§ **Dataset entries**:
★ ★ ★
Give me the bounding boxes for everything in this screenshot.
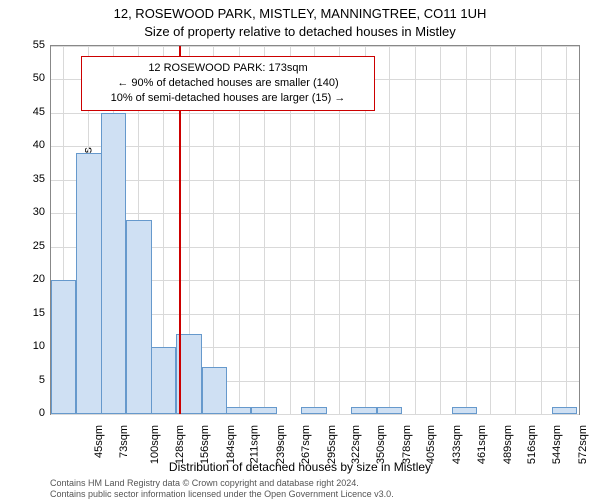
histogram-bar xyxy=(202,367,227,414)
gridline-h xyxy=(51,414,579,415)
histogram-bar xyxy=(126,220,151,414)
xtick-label: 73sqm xyxy=(118,425,130,458)
gridline-v xyxy=(541,46,542,414)
gridline-v xyxy=(515,46,516,414)
histogram-bar xyxy=(377,407,402,414)
xtick-label: 128sqm xyxy=(174,425,186,464)
footer-line1: Contains HM Land Registry data © Crown c… xyxy=(50,478,394,489)
xtick-label: 433sqm xyxy=(451,425,463,464)
footer-line2: Contains public sector information licen… xyxy=(50,489,394,500)
ytick-label: 25 xyxy=(5,240,45,252)
annotation-line2: ← 90% of detached houses are smaller (14… xyxy=(88,76,368,91)
xtick-label: 378sqm xyxy=(401,425,413,464)
ytick-label: 15 xyxy=(5,307,45,319)
ytick-label: 20 xyxy=(5,273,45,285)
ytick-label: 0 xyxy=(5,407,45,419)
histogram-bar xyxy=(76,153,101,414)
xtick-label: 516sqm xyxy=(526,425,538,464)
histogram-bar xyxy=(552,407,577,414)
xtick-label: 211sqm xyxy=(249,425,261,463)
histogram-bar xyxy=(351,407,376,414)
histogram-bar xyxy=(51,280,76,414)
histogram-bar xyxy=(151,347,176,414)
ytick-label: 45 xyxy=(5,106,45,118)
xtick-label: 405sqm xyxy=(426,425,438,464)
ytick-label: 35 xyxy=(5,173,45,185)
gridline-v xyxy=(490,46,491,414)
gridline-v xyxy=(389,46,390,414)
xtick-label: 239sqm xyxy=(275,425,287,464)
xtick-label: 45sqm xyxy=(93,425,105,458)
gridline-v xyxy=(415,46,416,414)
ytick-label: 5 xyxy=(5,374,45,386)
annotation-line3: 10% of semi-detached houses are larger (… xyxy=(88,91,368,106)
histogram-bar xyxy=(251,407,276,414)
gridline-v xyxy=(566,46,567,414)
page-title-line1: 12, ROSEWOOD PARK, MISTLEY, MANNINGTREE,… xyxy=(0,6,600,21)
xtick-label: 350sqm xyxy=(376,425,388,464)
page-title-line2: Size of property relative to detached ho… xyxy=(0,24,600,39)
xtick-label: 184sqm xyxy=(225,425,237,464)
ytick-label: 30 xyxy=(5,206,45,218)
xtick-label: 267sqm xyxy=(300,425,312,464)
ytick-label: 55 xyxy=(5,39,45,51)
histogram-bar xyxy=(452,407,477,414)
histogram-bar xyxy=(101,113,126,414)
xtick-label: 295sqm xyxy=(326,425,338,464)
xtick-label: 322sqm xyxy=(350,425,362,464)
xtick-label: 156sqm xyxy=(200,425,212,464)
xtick-label: 489sqm xyxy=(502,425,514,464)
gridline-v xyxy=(466,46,467,414)
xtick-label: 572sqm xyxy=(577,425,589,464)
annotation-line1: 12 ROSEWOOD PARK: 173sqm xyxy=(88,61,368,76)
ytick-label: 10 xyxy=(5,340,45,352)
histogram-bar xyxy=(226,407,251,414)
footer-attribution: Contains HM Land Registry data © Crown c… xyxy=(50,478,394,500)
gridline-v xyxy=(440,46,441,414)
xtick-label: 461sqm xyxy=(476,425,488,464)
xtick-label: 544sqm xyxy=(552,425,564,464)
ytick-label: 40 xyxy=(5,139,45,151)
histogram-bar xyxy=(301,407,326,414)
histogram-plot: 12 ROSEWOOD PARK: 173sqm ← 90% of detach… xyxy=(50,45,580,415)
xtick-label: 100sqm xyxy=(149,425,161,464)
ytick-label: 50 xyxy=(5,72,45,84)
marker-annotation: 12 ROSEWOOD PARK: 173sqm ← 90% of detach… xyxy=(81,56,375,111)
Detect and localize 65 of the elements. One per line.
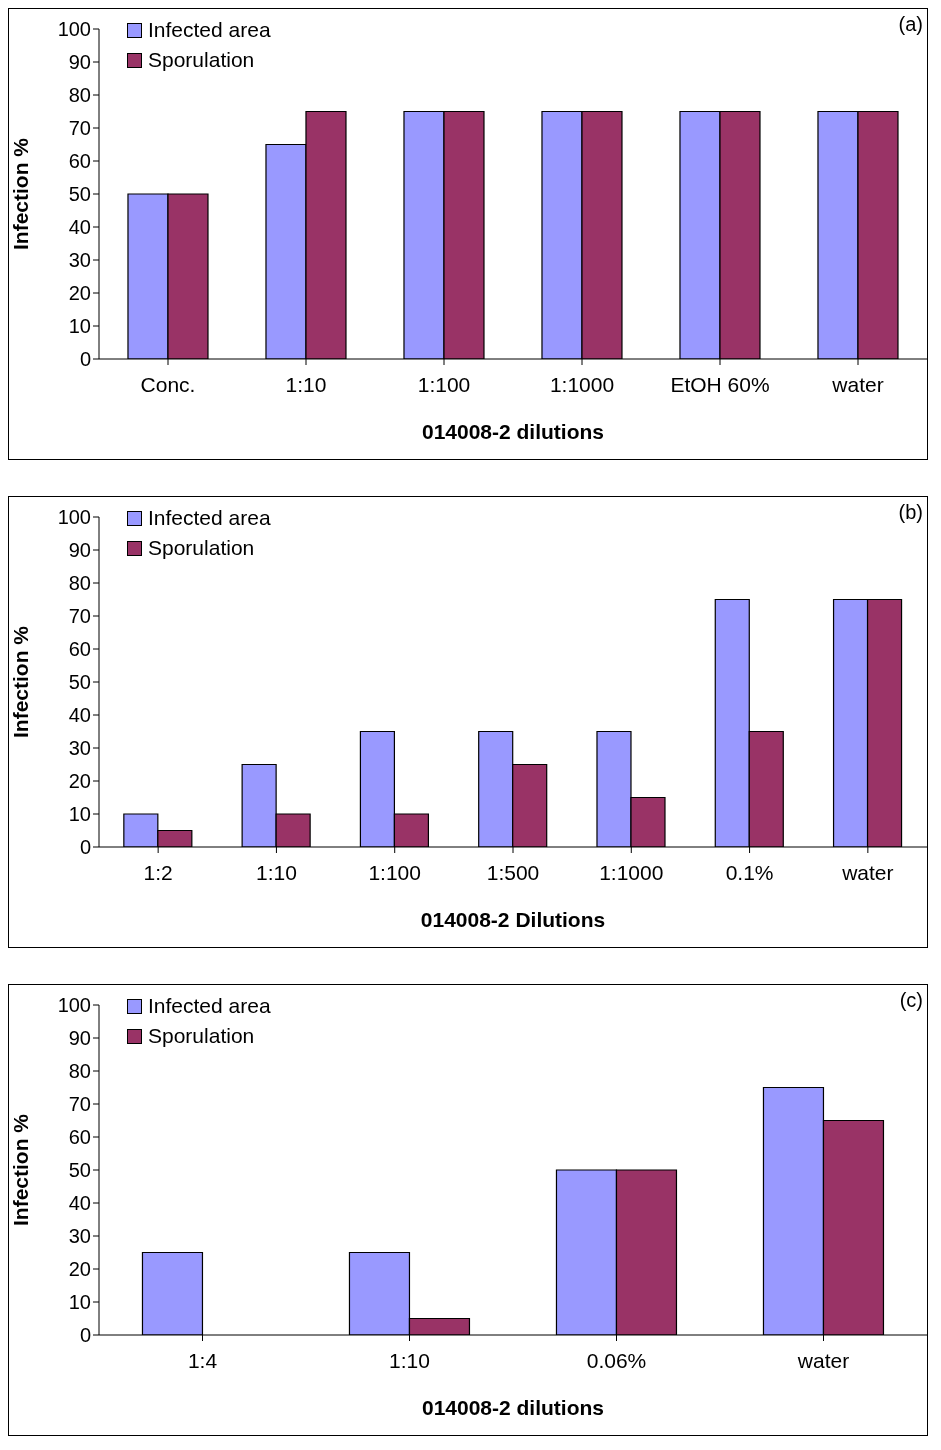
y-tick-label: 60 [68,1126,91,1149]
annotation: (a) [898,13,923,36]
y-tick-label: 90 [68,51,91,74]
x-axis-title: 014008-2 Dilutions [420,908,606,931]
y-tick-label: 20 [68,770,91,793]
x-tick-label: 1:1000 [549,372,615,396]
y-tick-label: 70 [68,117,91,140]
x-axis-title: 014008-2 dilutions [421,420,605,443]
x-axis-title: 014008-2 dilutions [421,1396,605,1419]
y-tick-label: 60 [68,638,91,661]
y-tick-label: 10 [68,315,91,338]
x-tick-label: water [831,372,884,396]
y-tick-label: 20 [68,282,91,305]
y-tick-label: 30 [68,737,91,760]
annotation: (b) [898,501,923,524]
x-tick-label: 1:10 [285,372,327,396]
x-tick-label: 0.06% [586,1348,647,1372]
x-tick-label: Conc. [140,372,196,396]
y-tick-label: 0 [79,348,91,371]
y-tick-label: 30 [68,249,91,272]
y-tick-label: 30 [68,1225,91,1248]
y-tick-label: 80 [68,84,91,107]
x-tick-label: water [841,860,894,884]
y-tick-label: 90 [68,1027,91,1050]
y-tick-label: 90 [68,539,91,562]
y-tick-label: 0 [79,1324,91,1347]
legend-label: Infected area [148,505,271,531]
x-tick-label: 1:10 [389,1348,430,1372]
legend-label: Sporulation [148,1023,255,1049]
x-tick-label: 0.1% [725,860,774,884]
y-axis-title: Infection % [9,137,33,251]
x-tick-label: 1:100 [417,372,471,396]
annotation: (c) [899,989,923,1012]
y-tick-label: 10 [68,803,91,826]
y-tick-label: 50 [68,1159,91,1182]
y-tick-label: 70 [68,1093,91,1116]
y-tick-label: 100 [57,506,91,529]
y-tick-label: 40 [68,216,91,239]
legend-label: Infected area [148,993,271,1019]
y-tick-label: 80 [68,1060,91,1083]
y-tick-label: 60 [68,150,91,173]
x-tick-label: 1:500 [486,860,540,884]
x-tick-label: water [796,1348,850,1372]
x-tick-label: 1:2 [143,860,173,884]
y-tick-label: 100 [57,994,91,1017]
y-axis-title: Infection % [9,1113,33,1227]
y-tick-label: 40 [68,704,91,727]
y-axis-title: Infection % [9,625,33,739]
y-tick-label: 80 [68,572,91,595]
legend-label: Sporulation [148,47,255,73]
y-tick-label: 50 [68,671,91,694]
x-tick-label: 1:100 [368,860,421,884]
x-tick-label: 1:1000 [599,860,664,884]
y-tick-label: 40 [68,1192,91,1215]
legend-label: Sporulation [148,535,255,561]
y-tick-label: 10 [68,1291,91,1314]
y-tick-label: 70 [68,605,91,628]
legend-label: Infected area [148,17,271,43]
y-tick-label: 0 [79,836,91,859]
y-tick-label: 100 [57,18,91,41]
y-tick-label: 20 [68,1258,91,1281]
x-tick-label: 1:10 [255,860,297,884]
y-tick-label: 50 [68,183,91,206]
x-tick-label: EtOH 60% [670,372,770,396]
x-tick-label: 1:4 [187,1348,218,1372]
★ ★ ★
§ **Task description**: Rewrite all the records above with every "histogram-bar" replaced by "bar" and everything else unchanged, leaving out the pictures.

§ **Reply**:
Give me the bounding boxes for everything in this screenshot.
bar xyxy=(202,367,227,414)
gridline-h xyxy=(51,414,579,415)
bar xyxy=(126,220,151,414)
xtick-label: 73sqm xyxy=(118,425,130,458)
gridline-v xyxy=(541,46,542,414)
gridline-v xyxy=(515,46,516,414)
bar xyxy=(377,407,402,414)
xtick-label: 128sqm xyxy=(174,425,186,464)
footer-line1: Contains HM Land Registry data © Crown c… xyxy=(50,478,394,489)
xtick-label: 433sqm xyxy=(451,425,463,464)
footer-line2: Contains public sector information licen… xyxy=(50,489,394,500)
ytick-label: 25 xyxy=(5,240,45,252)
annotation-line2: ← 90% of detached houses are smaller (14… xyxy=(88,76,368,91)
xtick-label: 378sqm xyxy=(401,425,413,464)
ytick-label: 15 xyxy=(5,307,45,319)
ytick-label: 20 xyxy=(5,273,45,285)
ytick-label: 0 xyxy=(5,407,45,419)
bar xyxy=(76,153,101,414)
xtick-label: 516sqm xyxy=(526,425,538,464)
bar xyxy=(552,407,577,414)
xtick-label: 211sqm xyxy=(249,425,261,463)
bar xyxy=(351,407,376,414)
bar xyxy=(51,280,76,414)
bar xyxy=(151,347,176,414)
ytick-label: 45 xyxy=(5,106,45,118)
xtick-label: 405sqm xyxy=(426,425,438,464)
ytick-label: 35 xyxy=(5,173,45,185)
gridline-v xyxy=(490,46,491,414)
gridline-v xyxy=(389,46,390,414)
xtick-label: 239sqm xyxy=(275,425,287,464)
xtick-label: 45sqm xyxy=(93,425,105,458)
gridline-v xyxy=(415,46,416,414)
ytick-label: 5 xyxy=(5,374,45,386)
annotation-line3: 10% of semi-detached houses are larger (… xyxy=(88,91,368,106)
bar xyxy=(251,407,276,414)
gridline-v xyxy=(566,46,567,414)
page-title-line1: 12, ROSEWOOD PARK, MISTLEY, MANNINGTREE,… xyxy=(0,6,600,21)
xtick-label: 350sqm xyxy=(376,425,388,464)
page-title-line2: Size of property relative to detached ho… xyxy=(0,24,600,39)
xtick-label: 184sqm xyxy=(225,425,237,464)
ytick-label: 30 xyxy=(5,206,45,218)
xtick-label: 267sqm xyxy=(300,425,312,464)
ytick-label: 55 xyxy=(5,39,45,51)
bar xyxy=(452,407,477,414)
bar xyxy=(101,113,126,414)
xtick-label: 295sqm xyxy=(326,425,338,464)
xtick-label: 322sqm xyxy=(350,425,362,464)
xtick-label: 156sqm xyxy=(200,425,212,464)
xtick-label: 489sqm xyxy=(502,425,514,464)
gridline-v xyxy=(466,46,467,414)
xtick-label: 572sqm xyxy=(577,425,589,464)
annotation-line1: 12 ROSEWOOD PARK: 173sqm xyxy=(88,61,368,76)
ytick-label: 10 xyxy=(5,340,45,352)
bar xyxy=(226,407,251,414)
footer-attribution: Contains HM Land Registry data © Crown c… xyxy=(50,478,394,500)
gridline-v xyxy=(440,46,441,414)
xtick-label: 461sqm xyxy=(476,425,488,464)
xtick-label: 544sqm xyxy=(552,425,564,464)
ytick-label: 40 xyxy=(5,139,45,151)
bar xyxy=(301,407,326,414)
histogram-plot: 12 ROSEWOOD PARK: 173sqm ← 90% of detach… xyxy=(50,45,580,415)
xtick-label: 100sqm xyxy=(149,425,161,464)
ytick-label: 50 xyxy=(5,72,45,84)
marker-annotation: 12 ROSEWOOD PARK: 173sqm ← 90% of detach… xyxy=(81,56,375,111)
Detect and localize 65 of the elements. One per line.
y-tick-label: 60 [68,1126,91,1149]
annotation: (a) [898,13,923,36]
y-tick-label: 90 [68,51,91,74]
x-axis-title: 014008-2 Dilutions [420,908,606,931]
y-tick-label: 20 [68,770,91,793]
x-tick-label: 1:1000 [549,372,615,396]
y-tick-label: 70 [68,117,91,140]
x-axis-title: 014008-2 dilutions [421,420,605,443]
x-axis-title: 014008-2 dilutions [421,1396,605,1419]
y-tick-label: 60 [68,638,91,661]
y-tick-label: 10 [68,315,91,338]
x-tick-label: water [831,372,884,396]
y-tick-label: 20 [68,282,91,305]
y-tick-label: 30 [68,737,91,760]
annotation: (b) [898,501,923,524]
x-tick-label: 1:10 [285,372,327,396]
x-tick-label: 0.06% [586,1348,647,1372]
x-tick-label: Conc. [140,372,196,396]
y-tick-label: 0 [79,348,91,371]
y-tick-label: 30 [68,249,91,272]
y-tick-label: 30 [68,1225,91,1248]
y-tick-label: 80 [68,84,91,107]
x-tick-label: water [841,860,894,884]
y-tick-label: 90 [68,1027,91,1050]
y-tick-label: 90 [68,539,91,562]
y-tick-label: 0 [79,1324,91,1347]
legend-label: Infected area [148,505,271,531]
x-tick-label: 1:10 [389,1348,430,1372]
legend-label: Sporulation [148,1023,255,1049]
x-tick-label: 0.1% [725,860,774,884]
y-axis-title: Infection % [9,137,33,251]
x-tick-label: 1:100 [417,372,471,396]
annotation: (c) [899,989,923,1012]
y-tick-label: 10 [68,803,91,826]
y-tick-label: 50 [68,1159,91,1182]
y-tick-label: 70 [68,1093,91,1116]
y-tick-label: 100 [57,506,91,529]
y-tick-label: 40 [68,216,91,239]
legend-label: Infected area [148,993,271,1019]
y-tick-label: 80 [68,1060,91,1083]
y-tick-label: 60 [68,150,91,173]
x-tick-label: 1:500 [486,860,540,884]
x-tick-label: water [796,1348,850,1372]
x-tick-label: 1:2 [143,860,173,884]
y-tick-label: 100 [57,994,91,1017]
y-axis-title: Infection % [9,1113,33,1227]
y-tick-label: 40 [68,704,91,727]
y-axis-title: Infection % [9,625,33,739]
y-tick-label: 80 [68,572,91,595]
legend-label: Sporulation [148,47,255,73]
y-tick-label: 50 [68,671,91,694]
x-tick-label: 1:100 [368,860,421,884]
x-tick-label: 1:1000 [599,860,664,884]
y-tick-label: 40 [68,1192,91,1215]
legend-label: Sporulation [148,535,255,561]
y-tick-label: 10 [68,1291,91,1314]
y-tick-label: 70 [68,605,91,628]
legend-label: Infected area [148,17,271,43]
y-tick-label: 0 [79,836,91,859]
y-tick-label: 100 [57,18,91,41]
y-tick-label: 20 [68,1258,91,1281]
x-tick-label: 1:10 [255,860,297,884]
y-tick-label: 50 [68,183,91,206]
x-tick-label: EtOH 60% [670,372,770,396]
x-tick-label: 1:4 [187,1348,218,1372]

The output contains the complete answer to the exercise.